_Exercise aim_
Leave out every picture, then transcribe the rest of the listing exactly.

_Supplied data_
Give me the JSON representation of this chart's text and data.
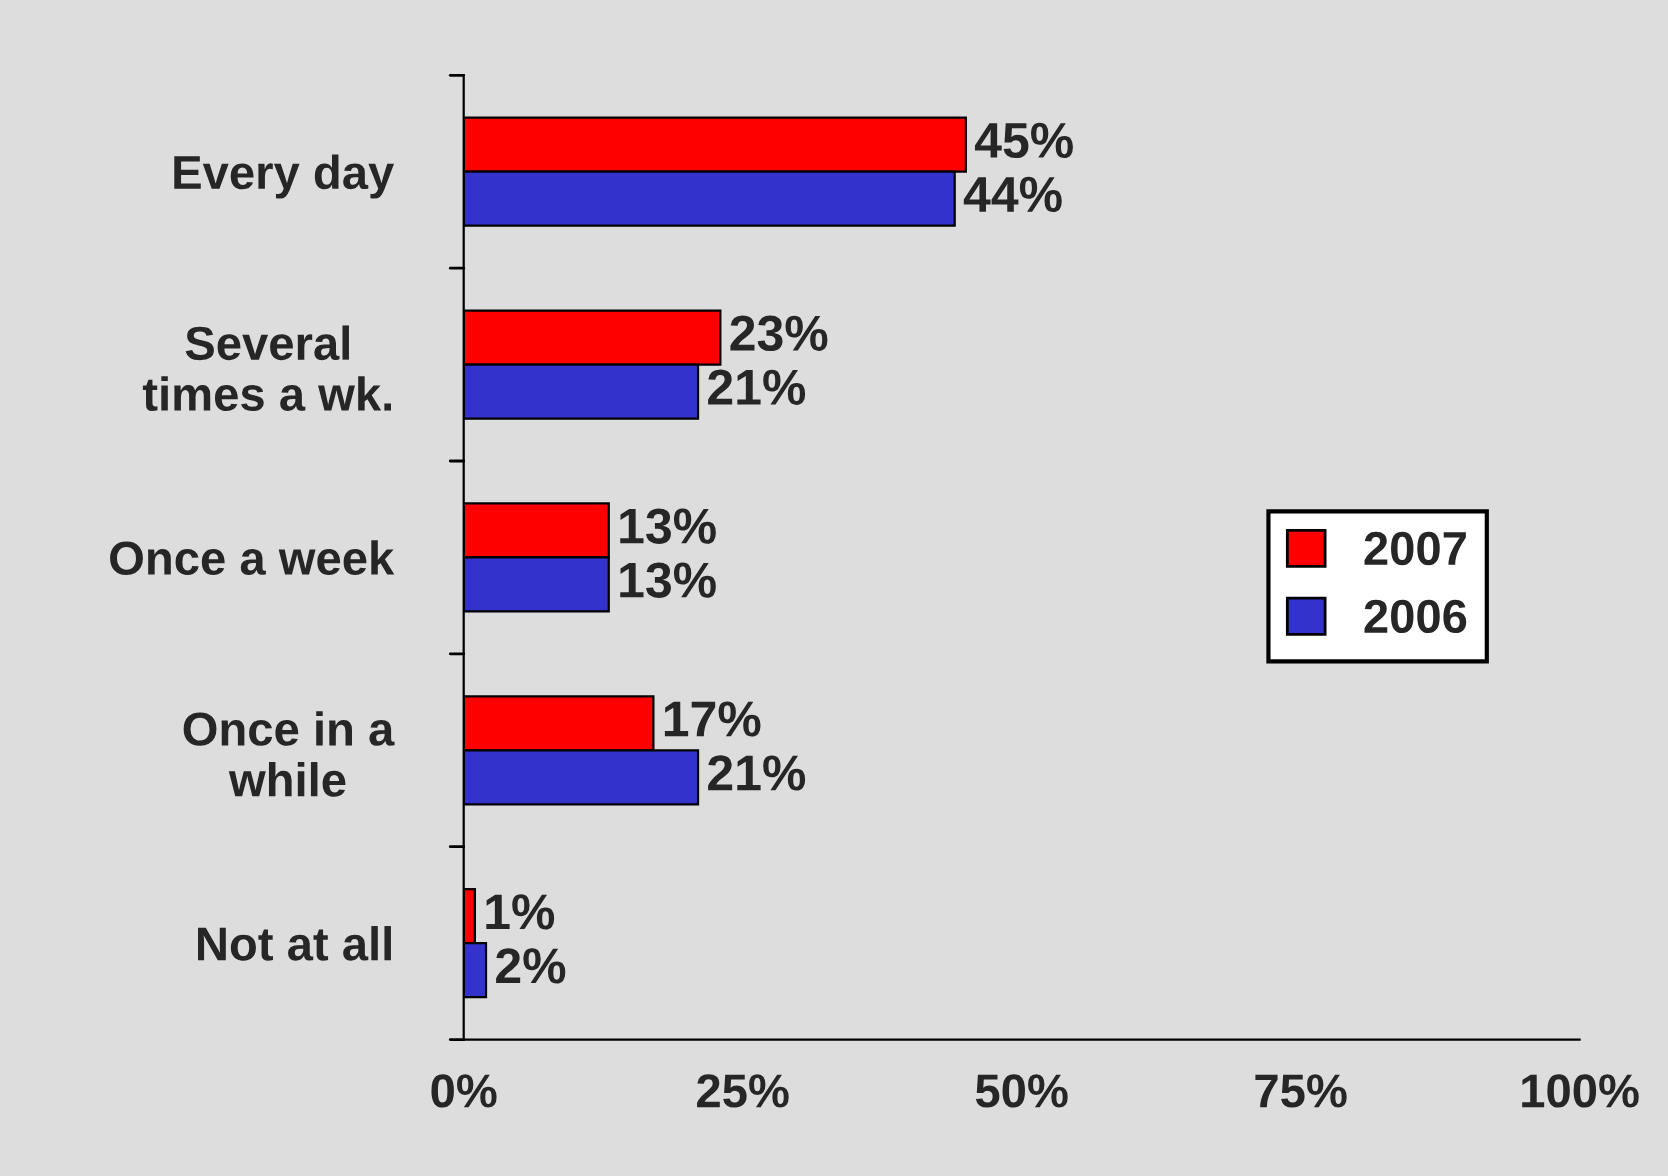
{
  "chart_data": {
    "type": "bar",
    "orientation": "horizontal",
    "categories": [
      "Every day",
      "Several\ntimes a wk.",
      "Once a week",
      "Once in a\nwhile",
      "Not at all"
    ],
    "series": [
      {
        "name": "2007",
        "color": "#ff0000",
        "values": [
          45,
          23,
          13,
          17,
          1
        ],
        "value_labels": [
          "45%",
          "23%",
          "13%",
          "17%",
          "1%"
        ]
      },
      {
        "name": "2006",
        "color": "#3333cc",
        "values": [
          44,
          21,
          13,
          21,
          2
        ],
        "value_labels": [
          "44%",
          "21%",
          "13%",
          "21%",
          "2%"
        ]
      }
    ],
    "xlim": [
      0,
      100
    ],
    "xticks": [
      {
        "value": 0,
        "label": "0%"
      },
      {
        "value": 25,
        "label": "25%"
      },
      {
        "value": 50,
        "label": "50%"
      },
      {
        "value": 75,
        "label": "75%"
      },
      {
        "value": 100,
        "label": "100%"
      }
    ],
    "grid": false,
    "legend": "right"
  }
}
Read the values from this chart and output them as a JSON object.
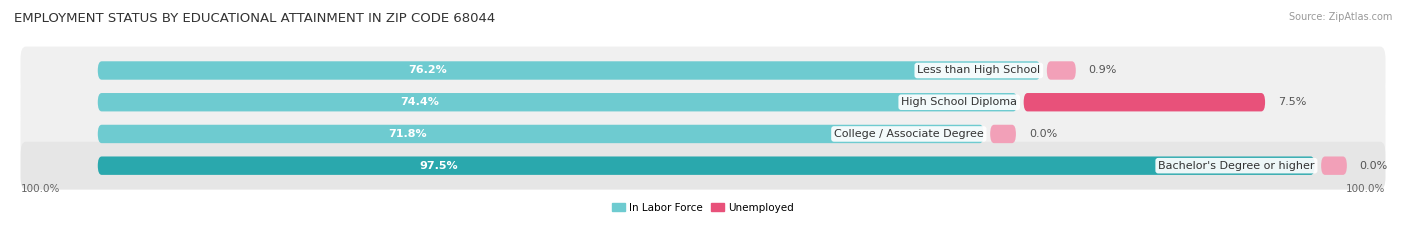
{
  "title": "EMPLOYMENT STATUS BY EDUCATIONAL ATTAINMENT IN ZIP CODE 68044",
  "source": "Source: ZipAtlas.com",
  "categories": [
    "Less than High School",
    "High School Diploma",
    "College / Associate Degree",
    "Bachelor's Degree or higher"
  ],
  "labor_force": [
    76.2,
    74.4,
    71.8,
    97.5
  ],
  "unemployed": [
    0.9,
    7.5,
    0.0,
    0.0
  ],
  "color_labor_light": "#6ecbd0",
  "color_labor_dark": "#2aa8ad",
  "color_unemployed_bright": "#e8517a",
  "color_unemployed_light": "#f2a0b8",
  "row_bg_even": "#f0f0f0",
  "row_bg_odd": "#e6e6e6",
  "legend_labor": "In Labor Force",
  "legend_unemployed": "Unemployed",
  "x_left_label": "100.0%",
  "x_right_label": "100.0%",
  "title_fontsize": 9.5,
  "bar_label_fontsize": 8,
  "cat_label_fontsize": 8,
  "pct_label_fontsize": 8
}
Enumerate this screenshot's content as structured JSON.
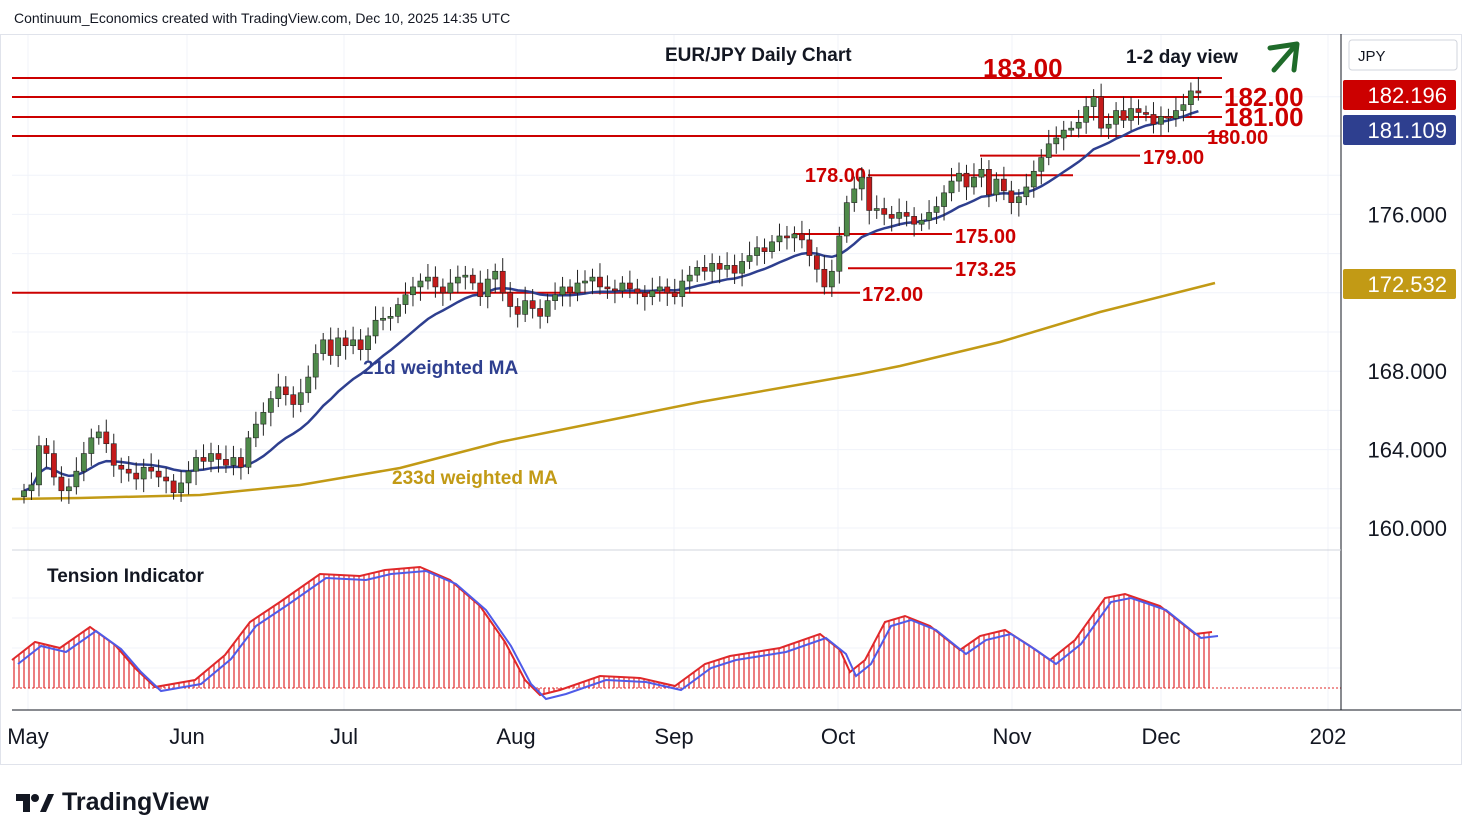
{
  "header": {
    "credit": "Continuum_Economics created with TradingView.com, Dec 10, 2025 14:35 UTC"
  },
  "brand": {
    "name": "TradingView"
  },
  "colors": {
    "up_candle": "#4f8a4a",
    "down_candle": "#c41a1a",
    "level_line": "#cc0000",
    "ma21": "#2e3f8f",
    "ma233": "#c29a15",
    "tension_bar": "#e0282a",
    "tension_line": "#4f5be8",
    "arrow": "#1f6b2a"
  },
  "chart_data": {
    "type": "candlestick",
    "title": "EUR/JPY Daily Chart",
    "view_label": "1-2 day view",
    "currency": "JPY",
    "y_ticks": [
      "176.000",
      "168.000",
      "164.000",
      "160.000"
    ],
    "x_ticks": [
      "May",
      "Jun",
      "Jul",
      "Aug",
      "Sep",
      "Oct",
      "Nov",
      "Dec",
      "202"
    ],
    "price_badges": [
      {
        "value": "182.196",
        "color": "#cc0000"
      },
      {
        "value": "181.109",
        "color": "#2e3f8f"
      },
      {
        "value": "172.532",
        "color": "#c29a15"
      }
    ],
    "levels": [
      {
        "label": "183.00",
        "value": 183.0
      },
      {
        "label": "182.00",
        "value": 182.0
      },
      {
        "label": "181.00",
        "value": 181.0
      },
      {
        "label": "180.00",
        "value": 180.0
      },
      {
        "label": "179.00",
        "value": 179.0
      },
      {
        "label": "178.00",
        "value": 178.0
      },
      {
        "label": "175.00",
        "value": 175.0
      },
      {
        "label": "173.25",
        "value": 173.25
      },
      {
        "label": "172.00",
        "value": 172.0
      }
    ],
    "ma_labels": {
      "ma21": "21d weighted MA",
      "ma233": "233d weighted MA"
    },
    "sub_panel_title": "Tension Indicator",
    "closes": [
      161.9,
      162.2,
      164.2,
      163.8,
      162.6,
      161.9,
      162.1,
      162.9,
      163.8,
      164.6,
      164.9,
      164.3,
      163.2,
      163.0,
      162.8,
      162.5,
      163.1,
      162.9,
      162.6,
      162.4,
      161.8,
      162.3,
      162.9,
      163.6,
      163.4,
      163.8,
      163.5,
      163.2,
      163.6,
      163.1,
      164.6,
      165.3,
      165.9,
      166.6,
      167.2,
      166.8,
      166.3,
      166.9,
      167.7,
      168.9,
      169.6,
      168.8,
      169.7,
      169.3,
      169.6,
      169.1,
      169.8,
      170.6,
      170.7,
      170.8,
      171.4,
      171.9,
      172.3,
      172.6,
      172.8,
      172.3,
      172.0,
      172.5,
      172.8,
      172.9,
      172.5,
      171.8,
      172.7,
      173.1,
      172.0,
      171.3,
      170.9,
      171.6,
      171.2,
      170.8,
      171.6,
      171.9,
      172.3,
      172.0,
      172.5,
      172.6,
      172.8,
      172.3,
      172.2,
      172.1,
      172.5,
      172.2,
      172.0,
      171.8,
      172.1,
      172.3,
      172.0,
      171.8,
      172.6,
      172.9,
      173.3,
      173.1,
      173.5,
      173.2,
      173.4,
      173.0,
      173.6,
      173.9,
      174.3,
      174.1,
      174.6,
      174.9,
      174.8,
      175.0,
      174.7,
      173.9,
      173.2,
      172.3,
      173.1,
      174.9,
      176.6,
      177.3,
      177.9,
      176.2,
      176.3,
      176.0,
      175.8,
      176.1,
      175.9,
      175.5,
      175.7,
      176.1,
      176.4,
      177.1,
      177.7,
      178.1,
      177.4,
      177.9,
      178.3,
      177.0,
      177.8,
      177.2,
      176.6,
      176.9,
      177.4,
      178.2,
      178.9,
      179.6,
      179.9,
      180.3,
      180.4,
      180.7,
      181.5,
      182.0,
      180.4,
      180.6,
      181.3,
      180.8,
      181.4,
      181.2,
      181.1,
      180.6,
      181.0,
      180.9,
      181.3,
      181.6,
      182.3,
      182.196
    ]
  }
}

_Response_
Give me the JSON representation of this chart's text and data.
{
  "chart_data": {
    "type": "bar",
    "orientation": "horizontal",
    "categories": [
      "Every day",
      "Several\ntimes a wk.",
      "Once a week",
      "Once in a\nwhile",
      "Not at all"
    ],
    "series": [
      {
        "name": "2007",
        "color": "#ff0000",
        "values": [
          45,
          23,
          13,
          17,
          1
        ],
        "value_labels": [
          "45%",
          "23%",
          "13%",
          "17%",
          "1%"
        ]
      },
      {
        "name": "2006",
        "color": "#3333cc",
        "values": [
          44,
          21,
          13,
          21,
          2
        ],
        "value_labels": [
          "44%",
          "21%",
          "13%",
          "21%",
          "2%"
        ]
      }
    ],
    "xlim": [
      0,
      100
    ],
    "xticks": [
      {
        "value": 0,
        "label": "0%"
      },
      {
        "value": 25,
        "label": "25%"
      },
      {
        "value": 50,
        "label": "50%"
      },
      {
        "value": 75,
        "label": "75%"
      },
      {
        "value": 100,
        "label": "100%"
      }
    ],
    "grid": false,
    "legend": "right"
  }
}
Read the values from this chart and output them as a JSON object.
{
  "title": "EMPLOYMENT STATUS BY EDUCATIONAL ATTAINMENT IN ZIP CODE 68044",
  "source": "Source: ZipAtlas.com",
  "categories": [
    "Less than High School",
    "High School Diploma",
    "College / Associate Degree",
    "Bachelor's Degree or higher"
  ],
  "labor_force": [
    76.2,
    74.4,
    71.8,
    97.5
  ],
  "unemployed": [
    0.9,
    7.5,
    0.0,
    0.0
  ],
  "color_labor_light": "#6ecbd0",
  "color_labor_dark": "#2aa8ad",
  "color_unemployed_bright": "#e8517a",
  "color_unemployed_light": "#f2a0b8",
  "row_bg_even": "#f0f0f0",
  "row_bg_odd": "#e6e6e6",
  "legend_labor": "In Labor Force",
  "legend_unemployed": "Unemployed",
  "x_left_label": "100.0%",
  "x_right_label": "100.0%",
  "title_fontsize": 9.5,
  "bar_label_fontsize": 8,
  "cat_label_fontsize": 8,
  "pct_label_fontsize": 8
}
Enumerate this screenshot's content as structured JSON.
{
  "header": {
    "credit": "Continuum_Economics created with TradingView.com, Dec 10, 2025 14:35 UTC"
  },
  "brand": {
    "name": "TradingView"
  },
  "colors": {
    "up_candle": "#4f8a4a",
    "down_candle": "#c41a1a",
    "level_line": "#cc0000",
    "ma21": "#2e3f8f",
    "ma233": "#c29a15",
    "tension_bar": "#e0282a",
    "tension_line": "#4f5be8",
    "arrow": "#1f6b2a"
  },
  "chart_data": {
    "type": "candlestick",
    "title": "EUR/JPY Daily Chart",
    "view_label": "1-2 day view",
    "currency": "JPY",
    "y_ticks": [
      "176.000",
      "168.000",
      "164.000",
      "160.000"
    ],
    "x_ticks": [
      "May",
      "Jun",
      "Jul",
      "Aug",
      "Sep",
      "Oct",
      "Nov",
      "Dec",
      "202"
    ],
    "price_badges": [
      {
        "value": "182.196",
        "color": "#cc0000"
      },
      {
        "value": "181.109",
        "color": "#2e3f8f"
      },
      {
        "value": "172.532",
        "color": "#c29a15"
      }
    ],
    "levels": [
      {
        "label": "183.00",
        "value": 183.0
      },
      {
        "label": "182.00",
        "value": 182.0
      },
      {
        "label": "181.00",
        "value": 181.0
      },
      {
        "label": "180.00",
        "value": 180.0
      },
      {
        "label": "179.00",
        "value": 179.0
      },
      {
        "label": "178.00",
        "value": 178.0
      },
      {
        "label": "175.00",
        "value": 175.0
      },
      {
        "label": "173.25",
        "value": 173.25
      },
      {
        "label": "172.00",
        "value": 172.0
      }
    ],
    "ma_labels": {
      "ma21": "21d weighted MA",
      "ma233": "233d weighted MA"
    },
    "sub_panel_title": "Tension Indicator",
    "closes": [
      161.9,
      162.2,
      164.2,
      163.8,
      162.6,
      161.9,
      162.1,
      162.9,
      163.8,
      164.6,
      164.9,
      164.3,
      163.2,
      163.0,
      162.8,
      162.5,
      163.1,
      162.9,
      162.6,
      162.4,
      161.8,
      162.3,
      162.9,
      163.6,
      163.4,
      163.8,
      163.5,
      163.2,
      163.6,
      163.1,
      164.6,
      165.3,
      165.9,
      166.6,
      167.2,
      166.8,
      166.3,
      166.9,
      167.7,
      168.9,
      169.6,
      168.8,
      169.7,
      169.3,
      169.6,
      169.1,
      169.8,
      170.6,
      170.7,
      170.8,
      171.4,
      171.9,
      172.3,
      172.6,
      172.8,
      172.3,
      172.0,
      172.5,
      172.8,
      172.9,
      172.5,
      171.8,
      172.7,
      173.1,
      172.0,
      171.3,
      170.9,
      171.6,
      171.2,
      170.8,
      171.6,
      171.9,
      172.3,
      172.0,
      172.5,
      172.6,
      172.8,
      172.3,
      172.2,
      172.1,
      172.5,
      172.2,
      172.0,
      171.8,
      172.1,
      172.3,
      172.0,
      171.8,
      172.6,
      172.9,
      173.3,
      173.1,
      173.5,
      173.2,
      173.4,
      173.0,
      173.6,
      173.9,
      174.3,
      174.1,
      174.6,
      174.9,
      174.8,
      175.0,
      174.7,
      173.9,
      173.2,
      172.3,
      173.1,
      174.9,
      176.6,
      177.3,
      177.9,
      176.2,
      176.3,
      176.0,
      175.8,
      176.1,
      175.9,
      175.5,
      175.7,
      176.1,
      176.4,
      177.1,
      177.7,
      178.1,
      177.4,
      177.9,
      178.3,
      177.0,
      177.8,
      177.2,
      176.6,
      176.9,
      177.4,
      178.2,
      178.9,
      179.6,
      179.9,
      180.3,
      180.4,
      180.7,
      181.5,
      182.0,
      180.4,
      180.6,
      181.3,
      180.8,
      181.4,
      181.2,
      181.1,
      180.6,
      181.0,
      180.9,
      181.3,
      181.6,
      182.3,
      182.196
    ]
  }
}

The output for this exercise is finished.